* Problem to solve *
The expected response is a copy of every line in the entries below that includes the word "series".

++++ Available data ++++

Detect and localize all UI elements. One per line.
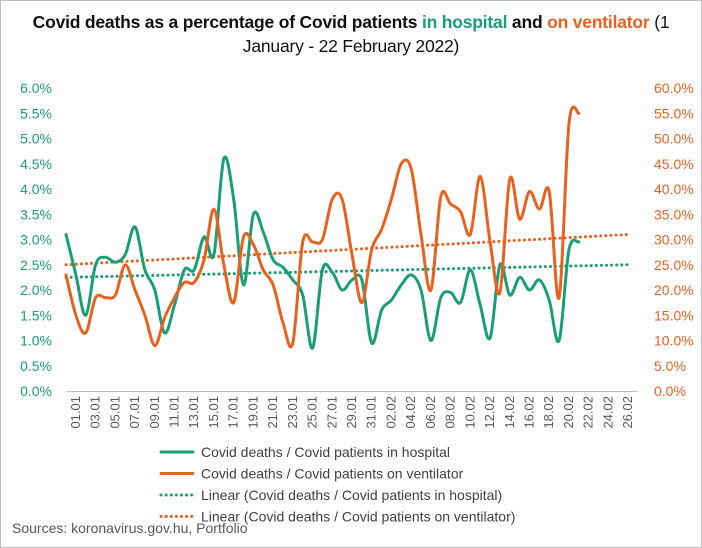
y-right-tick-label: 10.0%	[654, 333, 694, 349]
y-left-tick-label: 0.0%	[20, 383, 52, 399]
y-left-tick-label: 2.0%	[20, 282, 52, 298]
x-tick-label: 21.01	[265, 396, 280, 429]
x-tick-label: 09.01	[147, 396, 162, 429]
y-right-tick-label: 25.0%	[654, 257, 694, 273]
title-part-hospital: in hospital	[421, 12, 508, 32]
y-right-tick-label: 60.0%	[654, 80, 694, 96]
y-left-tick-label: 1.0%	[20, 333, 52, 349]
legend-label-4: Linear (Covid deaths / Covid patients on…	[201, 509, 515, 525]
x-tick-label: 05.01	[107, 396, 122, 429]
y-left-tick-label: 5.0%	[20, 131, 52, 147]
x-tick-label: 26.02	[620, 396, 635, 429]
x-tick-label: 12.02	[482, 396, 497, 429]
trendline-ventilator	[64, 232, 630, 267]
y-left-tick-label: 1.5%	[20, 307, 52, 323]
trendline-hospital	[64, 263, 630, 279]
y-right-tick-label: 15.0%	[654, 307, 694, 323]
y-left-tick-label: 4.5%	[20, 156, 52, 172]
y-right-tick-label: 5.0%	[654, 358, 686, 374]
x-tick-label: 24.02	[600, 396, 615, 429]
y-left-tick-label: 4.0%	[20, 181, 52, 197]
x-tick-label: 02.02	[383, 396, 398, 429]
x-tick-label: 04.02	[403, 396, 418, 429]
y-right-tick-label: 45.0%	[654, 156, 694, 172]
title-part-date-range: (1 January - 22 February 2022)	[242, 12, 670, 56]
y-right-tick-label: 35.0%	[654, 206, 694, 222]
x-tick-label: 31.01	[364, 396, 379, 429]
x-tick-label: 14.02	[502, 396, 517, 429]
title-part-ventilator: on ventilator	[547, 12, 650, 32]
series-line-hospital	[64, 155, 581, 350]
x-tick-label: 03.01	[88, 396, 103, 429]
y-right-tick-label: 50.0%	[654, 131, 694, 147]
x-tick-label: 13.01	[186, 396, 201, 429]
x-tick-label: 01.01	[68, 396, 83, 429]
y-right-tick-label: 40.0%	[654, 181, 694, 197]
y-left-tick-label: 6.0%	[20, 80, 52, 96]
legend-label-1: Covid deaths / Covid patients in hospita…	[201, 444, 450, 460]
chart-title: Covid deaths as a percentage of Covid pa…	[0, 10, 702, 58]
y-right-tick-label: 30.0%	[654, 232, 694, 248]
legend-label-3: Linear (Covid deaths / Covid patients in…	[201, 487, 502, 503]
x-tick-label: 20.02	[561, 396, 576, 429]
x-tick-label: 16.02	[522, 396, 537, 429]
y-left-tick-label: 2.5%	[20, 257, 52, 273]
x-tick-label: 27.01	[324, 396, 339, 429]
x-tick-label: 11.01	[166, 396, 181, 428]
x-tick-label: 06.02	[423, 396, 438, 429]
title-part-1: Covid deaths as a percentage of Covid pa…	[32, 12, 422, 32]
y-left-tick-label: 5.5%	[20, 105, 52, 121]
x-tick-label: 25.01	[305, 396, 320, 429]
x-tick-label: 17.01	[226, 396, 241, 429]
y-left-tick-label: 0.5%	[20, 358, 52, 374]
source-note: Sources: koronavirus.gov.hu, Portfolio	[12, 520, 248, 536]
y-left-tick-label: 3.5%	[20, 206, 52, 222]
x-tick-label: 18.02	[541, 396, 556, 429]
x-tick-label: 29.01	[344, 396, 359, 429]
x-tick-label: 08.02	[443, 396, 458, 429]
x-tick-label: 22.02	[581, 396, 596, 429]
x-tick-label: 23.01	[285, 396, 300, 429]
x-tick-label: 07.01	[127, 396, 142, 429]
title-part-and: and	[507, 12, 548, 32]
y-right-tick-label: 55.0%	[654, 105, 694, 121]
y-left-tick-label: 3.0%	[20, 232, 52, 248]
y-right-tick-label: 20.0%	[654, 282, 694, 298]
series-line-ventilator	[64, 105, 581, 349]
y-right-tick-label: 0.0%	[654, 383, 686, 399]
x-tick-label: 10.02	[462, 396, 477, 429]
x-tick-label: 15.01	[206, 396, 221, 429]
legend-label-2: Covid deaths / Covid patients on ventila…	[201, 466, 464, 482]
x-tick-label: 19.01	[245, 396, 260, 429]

++++

* Result *
series-line-hospital	[64, 155, 581, 350]
series-line-ventilator	[64, 105, 581, 349]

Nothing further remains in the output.